### Problem details
Return each entry exactly, omitting nothing.

### Exercise input
* START *
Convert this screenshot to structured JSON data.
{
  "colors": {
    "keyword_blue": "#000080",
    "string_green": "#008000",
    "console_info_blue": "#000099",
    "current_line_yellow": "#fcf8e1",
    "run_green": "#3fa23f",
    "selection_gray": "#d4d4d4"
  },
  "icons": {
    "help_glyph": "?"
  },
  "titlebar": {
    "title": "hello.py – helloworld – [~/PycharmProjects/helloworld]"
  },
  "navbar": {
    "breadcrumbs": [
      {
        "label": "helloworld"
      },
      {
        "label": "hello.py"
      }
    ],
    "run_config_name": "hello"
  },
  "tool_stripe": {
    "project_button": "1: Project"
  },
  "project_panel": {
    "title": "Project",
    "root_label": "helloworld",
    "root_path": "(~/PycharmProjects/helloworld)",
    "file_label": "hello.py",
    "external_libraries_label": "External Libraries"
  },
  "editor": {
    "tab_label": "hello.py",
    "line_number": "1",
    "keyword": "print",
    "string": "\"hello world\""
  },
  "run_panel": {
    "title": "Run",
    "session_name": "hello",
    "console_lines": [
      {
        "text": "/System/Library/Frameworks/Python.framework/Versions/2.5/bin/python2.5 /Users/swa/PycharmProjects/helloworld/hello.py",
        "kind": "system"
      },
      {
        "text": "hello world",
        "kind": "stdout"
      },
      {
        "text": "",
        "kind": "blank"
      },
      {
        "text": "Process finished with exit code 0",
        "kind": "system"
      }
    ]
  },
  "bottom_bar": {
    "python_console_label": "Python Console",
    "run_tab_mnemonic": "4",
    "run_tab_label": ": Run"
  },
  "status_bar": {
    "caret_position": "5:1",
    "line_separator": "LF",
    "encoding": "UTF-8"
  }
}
* END *
### Solution for this problem
Convert this screenshot to structured JSON data.
{
  "colors": {
    "keyword_blue": "#000080",
    "string_green": "#008000",
    "console_info_blue": "#000099",
    "current_line_yellow": "#fcf8e1",
    "run_green": "#3fa23f",
    "selection_gray": "#d4d4d4"
  },
  "icons": {
    "help_glyph": "?"
  },
  "titlebar": {
    "title": "hello.py – helloworld – [~/PycharmProjects/helloworld]"
  },
  "navbar": {
    "breadcrumbs": [
      {
        "label": "helloworld"
      },
      {
        "label": "hello.py"
      }
    ],
    "run_config_name": "hello"
  },
  "tool_stripe": {
    "project_button": "1: Project"
  },
  "project_panel": {
    "title": "Project",
    "root_label": "helloworld",
    "root_path": "(~/PycharmProjects/helloworld)",
    "file_label": "hello.py",
    "external_libraries_label": "External Libraries"
  },
  "editor": {
    "tab_label": "hello.py",
    "line_number": "1",
    "keyword": "print",
    "string": "\"hello world\""
  },
  "run_panel": {
    "title": "Run",
    "session_name": "hello",
    "console_lines": [
      {
        "text": "/System/Library/Frameworks/Python.framework/Versions/2.5/bin/python2.5 /Users/swa/PycharmProjects/helloworld/hello.py",
        "kind": "system"
      },
      {
        "text": "hello world",
        "kind": "stdout"
      },
      {
        "text": "",
        "kind": "blank"
      },
      {
        "text": "Process finished with exit code 0",
        "kind": "system"
      }
    ]
  },
  "bottom_bar": {
    "python_console_label": "Python Console",
    "run_tab_mnemonic": "4",
    "run_tab_label": ": Run"
  },
  "status_bar": {
    "caret_position": "5:1",
    "line_separator": "LF",
    "encoding": "UTF-8"
  }
}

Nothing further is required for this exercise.